Copy all entries without alteration and skip the pictures they hold.

########################################

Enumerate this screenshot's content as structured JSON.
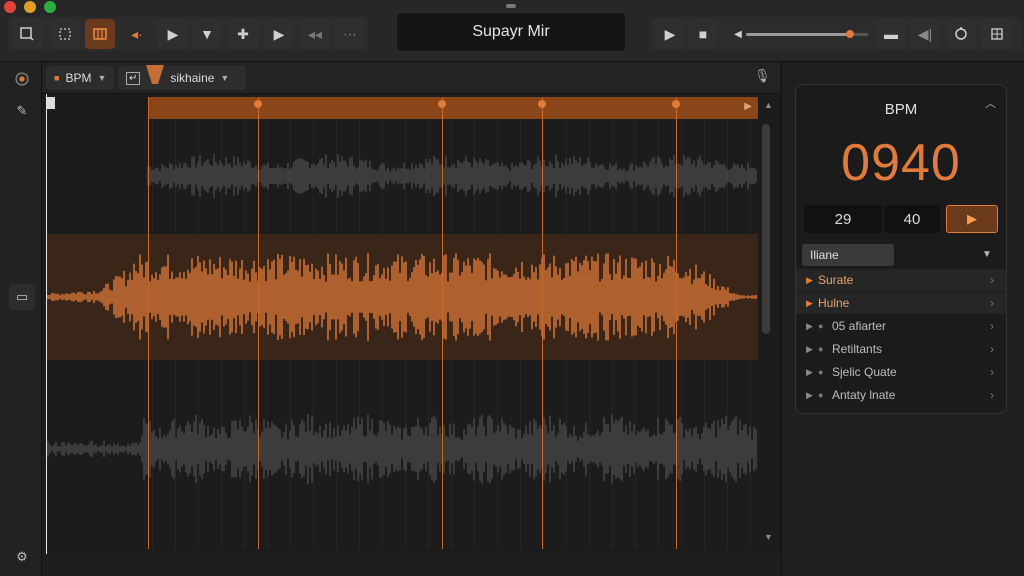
{
  "window": {
    "title": "Supayr Mir",
    "traffic_colors": [
      "#e0443e",
      "#dea123",
      "#2aac3f"
    ]
  },
  "toolbar": {
    "left_icons": [
      "select-icon",
      "crop-icon",
      "snap-icon",
      "cue-icon",
      "play-icon",
      "stamp-icon",
      "plus-icon",
      "forward-icon",
      "rewind-icon",
      "grid-icon"
    ],
    "right_icons": [
      "transport-play-icon",
      "stop-icon",
      "speaker-icon",
      "monitor-icon",
      "record-icon",
      "loop-icon",
      "settings-icon"
    ],
    "volume": 0.85
  },
  "subbar": {
    "bpm_label": "BPM",
    "track_name": "sikhaine"
  },
  "panel": {
    "title": "BPM",
    "bpm_value": "0940",
    "num_a": "29",
    "num_b": "40",
    "dropdown_label": "Iliane",
    "items": [
      {
        "label": "Surate",
        "highlight": true
      },
      {
        "label": "Hulne",
        "highlight": true
      },
      {
        "label": "05 afiarter",
        "highlight": false
      },
      {
        "label": "Retiltants",
        "highlight": false
      },
      {
        "label": "Sjelic Quate",
        "highlight": false
      },
      {
        "label": "Antaty lnate",
        "highlight": false
      }
    ]
  },
  "colors": {
    "accent": "#e07b39",
    "waveform_gray": "#4a4a4a",
    "waveform_orange": "#e07b39"
  }
}
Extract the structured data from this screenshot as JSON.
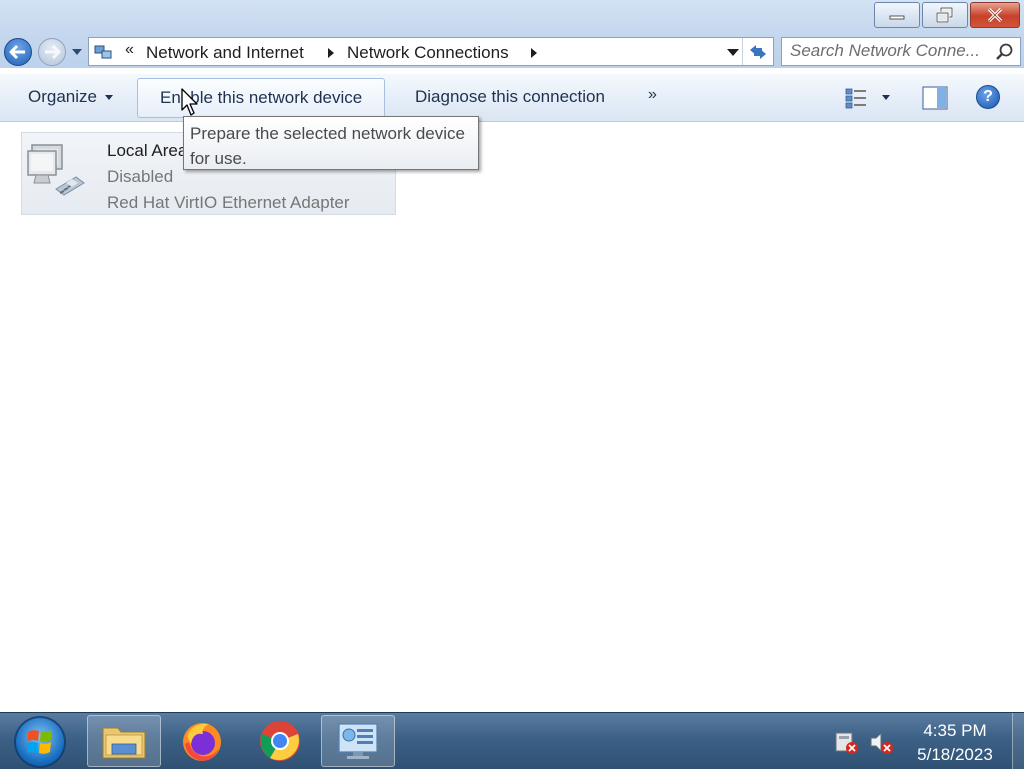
{
  "window": {
    "controls": {
      "minimize": "minimize",
      "restore": "restore",
      "close": "close"
    }
  },
  "address": {
    "overflow": "«",
    "crumbs": [
      "Network and Internet",
      "Network Connections"
    ]
  },
  "search": {
    "placeholder": "Search Network Conne..."
  },
  "toolbar": {
    "organize": "Organize",
    "enable": "Enable this network device",
    "diagnose": "Diagnose this connection",
    "more": "»"
  },
  "connection": {
    "name": "Local Area Connection",
    "name_visible": "Local Area",
    "status": "Disabled",
    "adapter": "Red Hat VirtIO Ethernet Adapter"
  },
  "tooltip": {
    "line1": "Prepare the selected network device",
    "line2": "for use."
  },
  "taskbar": {
    "time": "4:35 PM",
    "date": "5/18/2023"
  },
  "colors": {
    "accent": "#1f5fb6",
    "taskbar": "#3d6186",
    "status_text": "#767676"
  }
}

########################################

◆ Task solution:
Enumerate this screenshot's content as structured JSON.
{
  "window": {
    "title": "Supayr Mir",
    "traffic_colors": [
      "#e0443e",
      "#dea123",
      "#2aac3f"
    ]
  },
  "toolbar": {
    "left_icons": [
      "select-icon",
      "crop-icon",
      "snap-icon",
      "cue-icon",
      "play-icon",
      "stamp-icon",
      "plus-icon",
      "forward-icon",
      "rewind-icon",
      "grid-icon"
    ],
    "right_icons": [
      "transport-play-icon",
      "stop-icon",
      "speaker-icon",
      "monitor-icon",
      "record-icon",
      "loop-icon",
      "settings-icon"
    ],
    "volume": 0.85
  },
  "subbar": {
    "bpm_label": "BPM",
    "track_name": "sikhaine"
  },
  "panel": {
    "title": "BPM",
    "bpm_value": "0940",
    "num_a": "29",
    "num_b": "40",
    "dropdown_label": "Iliane",
    "items": [
      {
        "label": "Surate",
        "highlight": true
      },
      {
        "label": "Hulne",
        "highlight": true
      },
      {
        "label": "05 afiarter",
        "highlight": false
      },
      {
        "label": "Retiltants",
        "highlight": false
      },
      {
        "label": "Sjelic Quate",
        "highlight": false
      },
      {
        "label": "Antaty lnate",
        "highlight": false
      }
    ]
  },
  "colors": {
    "accent": "#e07b39",
    "waveform_gray": "#4a4a4a",
    "waveform_orange": "#e07b39"
  }
}
Extract the structured data from this screenshot as JSON.
{
  "window": {
    "controls": {
      "minimize": "minimize",
      "restore": "restore",
      "close": "close"
    }
  },
  "address": {
    "overflow": "«",
    "crumbs": [
      "Network and Internet",
      "Network Connections"
    ]
  },
  "search": {
    "placeholder": "Search Network Conne..."
  },
  "toolbar": {
    "organize": "Organize",
    "enable": "Enable this network device",
    "diagnose": "Diagnose this connection",
    "more": "»"
  },
  "connection": {
    "name": "Local Area Connection",
    "name_visible": "Local Area",
    "status": "Disabled",
    "adapter": "Red Hat VirtIO Ethernet Adapter"
  },
  "tooltip": {
    "line1": "Prepare the selected network device",
    "line2": "for use."
  },
  "taskbar": {
    "time": "4:35 PM",
    "date": "5/18/2023"
  },
  "colors": {
    "accent": "#1f5fb6",
    "taskbar": "#3d6186",
    "status_text": "#767676"
  }
}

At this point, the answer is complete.